▸ **Written task**:
Leave out the pictures and repeat every record exactly.

— start of The input —

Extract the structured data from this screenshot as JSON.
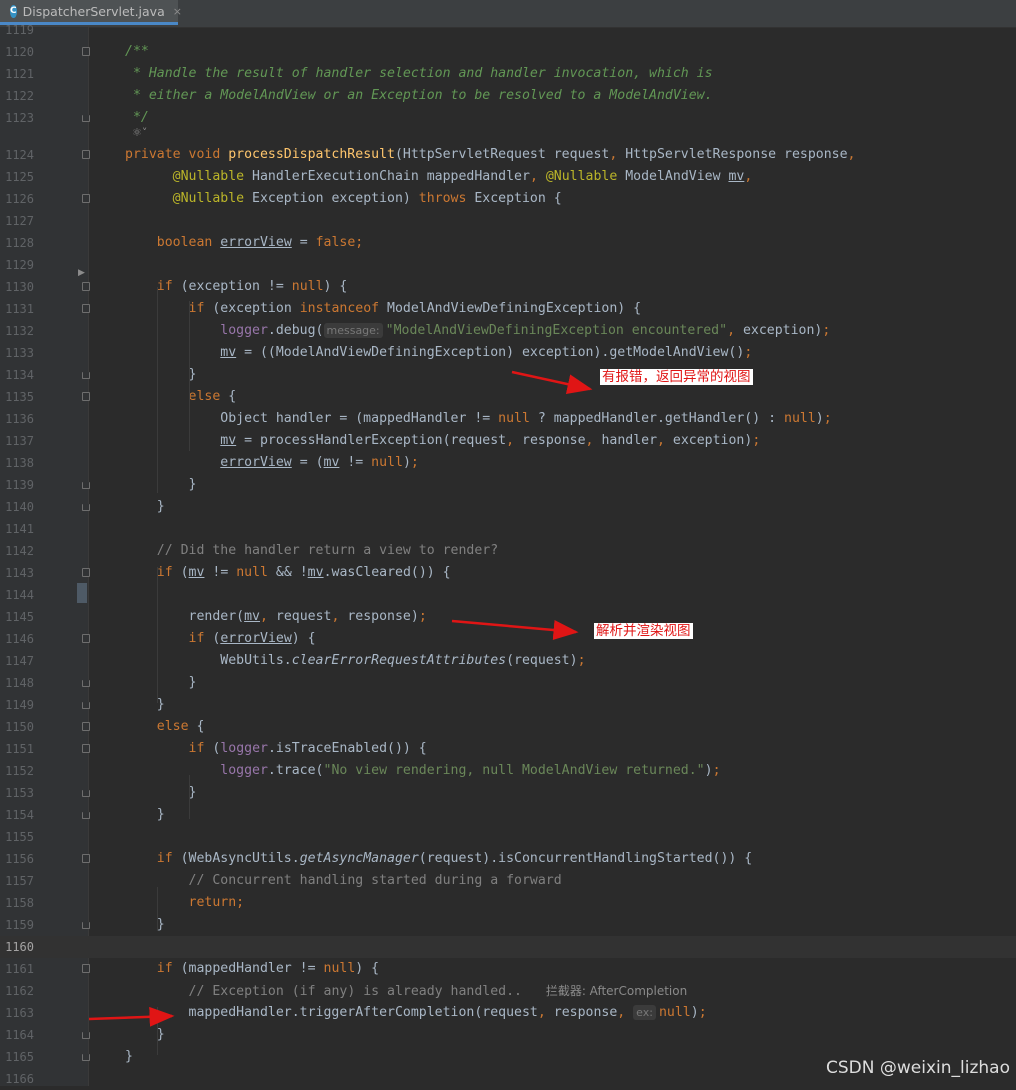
{
  "tab": {
    "label": "DispatcherServlet.java",
    "icon": "class-c-icon",
    "close": "×"
  },
  "lines": [
    {
      "n": "1119",
      "html": ""
    },
    {
      "n": "1120",
      "html": "<span class=\"jd\">/**</span>"
    },
    {
      "n": "1121",
      "html": "<span class=\"jd\"> * Handle the result of handler selection and handler invocation, which is</span>"
    },
    {
      "n": "1122",
      "html": "<span class=\"jd\"> * either a ModelAndView or an Exception to be resolved to a ModelAndView.</span>"
    },
    {
      "n": "1123",
      "html": "<span class=\"jd\"> */</span>"
    },
    {
      "n": "1124",
      "html": "<span class=\"k\">private void </span><span class=\"m\">processDispatchResult</span>(HttpServletRequest request<span class=\"k\">, </span>HttpServletResponse response<span class=\"k\">,</span>"
    },
    {
      "n": "1125",
      "html": "      <span class=\"a\">@Nullable</span> HandlerExecutionChain mappedHandler<span class=\"k\">, </span><span class=\"a\">@Nullable</span> ModelAndView <span class=\"u\">mv</span><span class=\"k\">,</span>"
    },
    {
      "n": "1126",
      "html": "      <span class=\"a\">@Nullable</span> Exception exception) <span class=\"k\">throws </span>Exception {"
    },
    {
      "n": "1127",
      "html": ""
    },
    {
      "n": "1128",
      "html": "    <span class=\"k\">boolean </span><span class=\"u\">errorView</span> = <span class=\"k\">false;</span>"
    },
    {
      "n": "1129",
      "html": ""
    },
    {
      "n": "1130",
      "html": "    <span class=\"k\">if </span>(exception != <span class=\"k\">null</span>) {"
    },
    {
      "n": "1131",
      "html": "        <span class=\"k\">if </span>(exception <span class=\"k\">instanceof </span>ModelAndViewDefiningException) {"
    },
    {
      "n": "1132",
      "html": "            <span class=\"f\">logger</span>.debug(<span class=\"hint\">message:</span><span class=\"s\">\"ModelAndViewDefiningException encountered\"</span><span class=\"k\">, </span>exception)<span class=\"k\">;</span>"
    },
    {
      "n": "1133",
      "html": "            <span class=\"u\">mv</span> = ((ModelAndViewDefiningException) exception).getModelAndView()<span class=\"k\">;</span>"
    },
    {
      "n": "1134",
      "html": "        }"
    },
    {
      "n": "1135",
      "html": "        <span class=\"k\">else </span>{"
    },
    {
      "n": "1136",
      "html": "            Object handler = (mappedHandler != <span class=\"k\">null </span>? mappedHandler.getHandler() : <span class=\"k\">null</span>)<span class=\"k\">;</span>"
    },
    {
      "n": "1137",
      "html": "            <span class=\"u\">mv</span> = processHandlerException(request<span class=\"k\">, </span>response<span class=\"k\">, </span>handler<span class=\"k\">, </span>exception)<span class=\"k\">;</span>"
    },
    {
      "n": "1138",
      "html": "            <span class=\"u\">errorView</span> = (<span class=\"u\">mv</span> != <span class=\"k\">null</span>)<span class=\"k\">;</span>"
    },
    {
      "n": "1139",
      "html": "        }"
    },
    {
      "n": "1140",
      "html": "    }"
    },
    {
      "n": "1141",
      "html": ""
    },
    {
      "n": "1142",
      "html": "    <span class=\"c\">// Did the handler return a view to render?</span>"
    },
    {
      "n": "1143",
      "html": "    <span class=\"k\">if </span>(<span class=\"u\">mv</span> != <span class=\"k\">null </span>&amp;&amp; !<span class=\"u\">mv</span>.wasCleared()) {"
    },
    {
      "n": "1144",
      "html": ""
    },
    {
      "n": "1145",
      "html": "        render(<span class=\"u\">mv</span><span class=\"k\">, </span>request<span class=\"k\">, </span>response)<span class=\"k\">;</span>"
    },
    {
      "n": "1146",
      "html": "        <span class=\"k\">if </span>(<span class=\"u\">errorView</span>) {"
    },
    {
      "n": "1147",
      "html": "            WebUtils.<span class=\"st\">clearErrorRequestAttributes</span>(request)<span class=\"k\">;</span>"
    },
    {
      "n": "1148",
      "html": "        }"
    },
    {
      "n": "1149",
      "html": "    }"
    },
    {
      "n": "1150",
      "html": "    <span class=\"k\">else </span>{"
    },
    {
      "n": "1151",
      "html": "        <span class=\"k\">if </span>(<span class=\"f\">logger</span>.isTraceEnabled()) {"
    },
    {
      "n": "1152",
      "html": "            <span class=\"f\">logger</span>.trace(<span class=\"s\">\"No view rendering, null ModelAndView returned.\"</span>)<span class=\"k\">;</span>"
    },
    {
      "n": "1153",
      "html": "        }"
    },
    {
      "n": "1154",
      "html": "    }"
    },
    {
      "n": "1155",
      "html": ""
    },
    {
      "n": "1156",
      "html": "    <span class=\"k\">if </span>(WebAsyncUtils.<span class=\"st\">getAsyncManager</span>(request).isConcurrentHandlingStarted()) {"
    },
    {
      "n": "1157",
      "html": "        <span class=\"c\">// Concurrent handling started during a forward</span>"
    },
    {
      "n": "1158",
      "html": "        <span class=\"k\">return;</span>"
    },
    {
      "n": "1159",
      "html": "    }"
    },
    {
      "n": "1160",
      "html": ""
    },
    {
      "n": "1161",
      "html": "    <span class=\"k\">if </span>(mappedHandler != <span class=\"k\">null</span>) {"
    },
    {
      "n": "1162",
      "html": "        <span class=\"c\">// Exception (if any) is already handled..   </span><span class=\"inline-note\">拦截器: AfterCompletion</span>"
    },
    {
      "n": "1163",
      "html": "        mappedHandler.triggerAfterCompletion(request<span class=\"k\">, </span>response<span class=\"k\">, </span><span class=\"hint\">ex:</span><span class=\"k\">null</span>)<span class=\"k\">;</span>"
    },
    {
      "n": "1164",
      "html": "    }"
    },
    {
      "n": "1165",
      "html": "}"
    },
    {
      "n": "1166",
      "html": ""
    }
  ],
  "annotations": {
    "error_view": "有报错，返回异常的视图",
    "render_view": "解析并渲染视图"
  },
  "watermark": "CSDN @weixin_lizhao",
  "colors": {
    "background": "#2b2b2b",
    "keyword": "#cc7832",
    "method": "#ffc66d",
    "arrow": "#e01515"
  }
}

— end of The input —

▸ **Full solution**:
Extract the structured data from this screenshot as JSON.
{
  "tab": {
    "label": "DispatcherServlet.java",
    "icon": "class-c-icon",
    "close": "×"
  },
  "lines": [
    {
      "n": "1119",
      "html": ""
    },
    {
      "n": "1120",
      "html": "<span class=\"jd\">/**</span>"
    },
    {
      "n": "1121",
      "html": "<span class=\"jd\"> * Handle the result of handler selection and handler invocation, which is</span>"
    },
    {
      "n": "1122",
      "html": "<span class=\"jd\"> * either a ModelAndView or an Exception to be resolved to a ModelAndView.</span>"
    },
    {
      "n": "1123",
      "html": "<span class=\"jd\"> */</span>"
    },
    {
      "n": "1124",
      "html": "<span class=\"k\">private void </span><span class=\"m\">processDispatchResult</span>(HttpServletRequest request<span class=\"k\">, </span>HttpServletResponse response<span class=\"k\">,</span>"
    },
    {
      "n": "1125",
      "html": "      <span class=\"a\">@Nullable</span> HandlerExecutionChain mappedHandler<span class=\"k\">, </span><span class=\"a\">@Nullable</span> ModelAndView <span class=\"u\">mv</span><span class=\"k\">,</span>"
    },
    {
      "n": "1126",
      "html": "      <span class=\"a\">@Nullable</span> Exception exception) <span class=\"k\">throws </span>Exception {"
    },
    {
      "n": "1127",
      "html": ""
    },
    {
      "n": "1128",
      "html": "    <span class=\"k\">boolean </span><span class=\"u\">errorView</span> = <span class=\"k\">false;</span>"
    },
    {
      "n": "1129",
      "html": ""
    },
    {
      "n": "1130",
      "html": "    <span class=\"k\">if </span>(exception != <span class=\"k\">null</span>) {"
    },
    {
      "n": "1131",
      "html": "        <span class=\"k\">if </span>(exception <span class=\"k\">instanceof </span>ModelAndViewDefiningException) {"
    },
    {
      "n": "1132",
      "html": "            <span class=\"f\">logger</span>.debug(<span class=\"hint\">message:</span><span class=\"s\">\"ModelAndViewDefiningException encountered\"</span><span class=\"k\">, </span>exception)<span class=\"k\">;</span>"
    },
    {
      "n": "1133",
      "html": "            <span class=\"u\">mv</span> = ((ModelAndViewDefiningException) exception).getModelAndView()<span class=\"k\">;</span>"
    },
    {
      "n": "1134",
      "html": "        }"
    },
    {
      "n": "1135",
      "html": "        <span class=\"k\">else </span>{"
    },
    {
      "n": "1136",
      "html": "            Object handler = (mappedHandler != <span class=\"k\">null </span>? mappedHandler.getHandler() : <span class=\"k\">null</span>)<span class=\"k\">;</span>"
    },
    {
      "n": "1137",
      "html": "            <span class=\"u\">mv</span> = processHandlerException(request<span class=\"k\">, </span>response<span class=\"k\">, </span>handler<span class=\"k\">, </span>exception)<span class=\"k\">;</span>"
    },
    {
      "n": "1138",
      "html": "            <span class=\"u\">errorView</span> = (<span class=\"u\">mv</span> != <span class=\"k\">null</span>)<span class=\"k\">;</span>"
    },
    {
      "n": "1139",
      "html": "        }"
    },
    {
      "n": "1140",
      "html": "    }"
    },
    {
      "n": "1141",
      "html": ""
    },
    {
      "n": "1142",
      "html": "    <span class=\"c\">// Did the handler return a view to render?</span>"
    },
    {
      "n": "1143",
      "html": "    <span class=\"k\">if </span>(<span class=\"u\">mv</span> != <span class=\"k\">null </span>&amp;&amp; !<span class=\"u\">mv</span>.wasCleared()) {"
    },
    {
      "n": "1144",
      "html": ""
    },
    {
      "n": "1145",
      "html": "        render(<span class=\"u\">mv</span><span class=\"k\">, </span>request<span class=\"k\">, </span>response)<span class=\"k\">;</span>"
    },
    {
      "n": "1146",
      "html": "        <span class=\"k\">if </span>(<span class=\"u\">errorView</span>) {"
    },
    {
      "n": "1147",
      "html": "            WebUtils.<span class=\"st\">clearErrorRequestAttributes</span>(request)<span class=\"k\">;</span>"
    },
    {
      "n": "1148",
      "html": "        }"
    },
    {
      "n": "1149",
      "html": "    }"
    },
    {
      "n": "1150",
      "html": "    <span class=\"k\">else </span>{"
    },
    {
      "n": "1151",
      "html": "        <span class=\"k\">if </span>(<span class=\"f\">logger</span>.isTraceEnabled()) {"
    },
    {
      "n": "1152",
      "html": "            <span class=\"f\">logger</span>.trace(<span class=\"s\">\"No view rendering, null ModelAndView returned.\"</span>)<span class=\"k\">;</span>"
    },
    {
      "n": "1153",
      "html": "        }"
    },
    {
      "n": "1154",
      "html": "    }"
    },
    {
      "n": "1155",
      "html": ""
    },
    {
      "n": "1156",
      "html": "    <span class=\"k\">if </span>(WebAsyncUtils.<span class=\"st\">getAsyncManager</span>(request).isConcurrentHandlingStarted()) {"
    },
    {
      "n": "1157",
      "html": "        <span class=\"c\">// Concurrent handling started during a forward</span>"
    },
    {
      "n": "1158",
      "html": "        <span class=\"k\">return;</span>"
    },
    {
      "n": "1159",
      "html": "    }"
    },
    {
      "n": "1160",
      "html": ""
    },
    {
      "n": "1161",
      "html": "    <span class=\"k\">if </span>(mappedHandler != <span class=\"k\">null</span>) {"
    },
    {
      "n": "1162",
      "html": "        <span class=\"c\">// Exception (if any) is already handled..   </span><span class=\"inline-note\">拦截器: AfterCompletion</span>"
    },
    {
      "n": "1163",
      "html": "        mappedHandler.triggerAfterCompletion(request<span class=\"k\">, </span>response<span class=\"k\">, </span><span class=\"hint\">ex:</span><span class=\"k\">null</span>)<span class=\"k\">;</span>"
    },
    {
      "n": "1164",
      "html": "    }"
    },
    {
      "n": "1165",
      "html": "}"
    },
    {
      "n": "1166",
      "html": ""
    }
  ],
  "annotations": {
    "error_view": "有报错，返回异常的视图",
    "render_view": "解析并渲染视图"
  },
  "watermark": "CSDN @weixin_lizhao",
  "colors": {
    "background": "#2b2b2b",
    "keyword": "#cc7832",
    "method": "#ffc66d",
    "arrow": "#e01515"
  }
}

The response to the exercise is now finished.